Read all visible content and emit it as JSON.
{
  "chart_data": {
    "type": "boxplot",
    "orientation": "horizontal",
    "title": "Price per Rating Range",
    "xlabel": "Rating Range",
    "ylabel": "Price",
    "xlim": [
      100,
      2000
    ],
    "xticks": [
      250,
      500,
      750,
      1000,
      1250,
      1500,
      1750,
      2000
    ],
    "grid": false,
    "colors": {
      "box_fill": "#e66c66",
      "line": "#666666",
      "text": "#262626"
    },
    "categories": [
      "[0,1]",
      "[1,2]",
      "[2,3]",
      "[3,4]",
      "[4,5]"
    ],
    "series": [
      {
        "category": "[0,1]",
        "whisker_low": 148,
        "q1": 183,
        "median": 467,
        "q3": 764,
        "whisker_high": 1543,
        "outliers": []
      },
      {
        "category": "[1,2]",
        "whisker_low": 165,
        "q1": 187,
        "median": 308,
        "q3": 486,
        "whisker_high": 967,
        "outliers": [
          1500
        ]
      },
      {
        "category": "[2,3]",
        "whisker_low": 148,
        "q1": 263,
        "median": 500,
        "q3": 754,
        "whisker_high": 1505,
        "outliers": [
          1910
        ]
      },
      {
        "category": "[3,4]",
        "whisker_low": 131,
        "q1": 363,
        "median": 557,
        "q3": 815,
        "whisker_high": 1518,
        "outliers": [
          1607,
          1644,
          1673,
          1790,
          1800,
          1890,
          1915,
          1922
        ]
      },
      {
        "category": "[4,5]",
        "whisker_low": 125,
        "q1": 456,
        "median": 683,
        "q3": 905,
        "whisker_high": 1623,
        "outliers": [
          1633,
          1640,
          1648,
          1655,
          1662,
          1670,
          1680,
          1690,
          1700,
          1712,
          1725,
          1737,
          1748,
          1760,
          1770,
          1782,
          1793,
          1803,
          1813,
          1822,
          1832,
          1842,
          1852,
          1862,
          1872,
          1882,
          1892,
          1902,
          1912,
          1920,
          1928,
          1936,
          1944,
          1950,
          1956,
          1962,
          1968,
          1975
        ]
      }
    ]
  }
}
════════
• What the task asks:
Pick out every line with the string "Price" and copy it.

• Task result:
    "title": "Price per Rating Range",
    "ylabel": "Price",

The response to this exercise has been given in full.